● **Short exercise 1**:
Return the stretch from "The goal is" through "of the curve." in the text on replatforming commerce platforms, copied word for word.
● **Short exercise 2**:
Using the text on replatforming commerce platforms, answer these:
(a) In terms of what two things can extending the capabilities of legacy systems be costly?
(b) What three aspects of the decision to change experience platforms should be considered?
(c) According to the text, what are experience platform requirements never?
● **Short exercise 3**:
Extend the text on replatforming commerce platforms, continuing on from its final sentence.

Whether a business started with a website designed specifically to host a product catalog or invested in a platform geared toward content management and marketing, commerce experience initiatives evolve, and platform requirements must be upgraded as the business matures. In many instances, these enhancements may be accomplished through customizations and integrations. Yet, extending the capabilities of legacy systems can be costly in terms of time and money.

As a business matures, it is critical to ensure that investments are allocated effectively before sunk costs and technical debt inhibit future growth.

If you are considering changing experience platforms, it’s essential to consider the what, why, and when of this decision. Specifically, what key factors are influencing the change, why it is important to replatform, and when is the ideal time for your company to implement this change.

The goal is to achieve the least friction during replatforming with the highest reward toward your ecommerce strategy.





The Key Dimensions Impacting Your Commerce Solution

Experience platform requirements are never static. As your brand expands its revenue goals and customer base, the underlying processes, integrations, and platform must stay ahead of the curve.

● **Dataset entries**:
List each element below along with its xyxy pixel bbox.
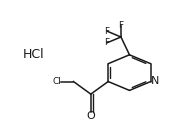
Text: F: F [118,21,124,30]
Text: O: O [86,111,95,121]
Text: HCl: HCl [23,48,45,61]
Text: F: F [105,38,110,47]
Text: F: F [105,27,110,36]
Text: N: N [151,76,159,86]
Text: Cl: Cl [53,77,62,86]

==

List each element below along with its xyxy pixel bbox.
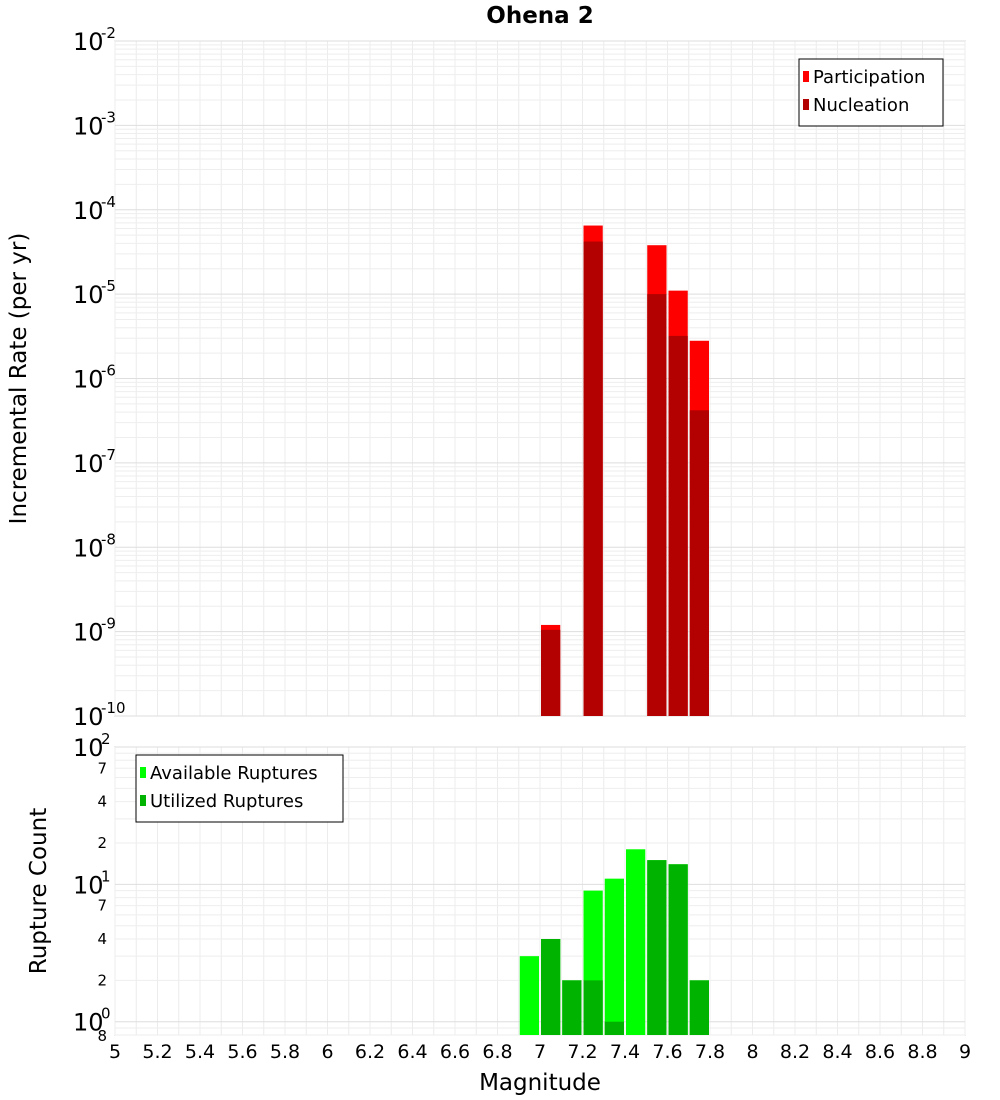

● **Exercise response 1**:
The goal is to achieve the least friction during replatforming with the highest reward toward your ecommerce strategy.





The Key Dimensions Impacting Your Commerce Solution

Experience platform requirements are never static. As your brand expands its revenue goals and customer base, the underlying processes, integrations, and platform must stay ahead of the curve.

● **Exercise response 2**:
(a) Time and money.
(b) The what, why, and when.
(c) Static.

● **Exercise response 3**:
When we look at the scale of business, five key dimensions impact an optimal commerce solution:

  • Visibility & revenue (size and traffic)
  • Go-to-market strategy (channels, languages)
  • Commerce capabilities
  • Content complexity
  • Digital team size

Many of these dimensions are impacted by the current stage of your business.

For example, there is typically a lower need for content management for companies in the nascent stage. Often, a simple B2B website or basic D2C platform will suffice. For these brands, an ordering-only portal is often where it all begins.

For companies in the basic and emerging stages of growth, traffic and revenue begin to grow exponentially, as do the number of campaigns and channels required to support this growth. At this point, the amount of content you need to manage is increasing, requiring more than just a simple ordering platform.

Companies in these stages often begin to use content for traffic acquisition, focusing more on Search Engine Optimization (SEO). At the same time, these businesses’ digital teams are growing, especially on the traffic acquisition and campaign management side. This means more people will be involved with content management and marketing strategies.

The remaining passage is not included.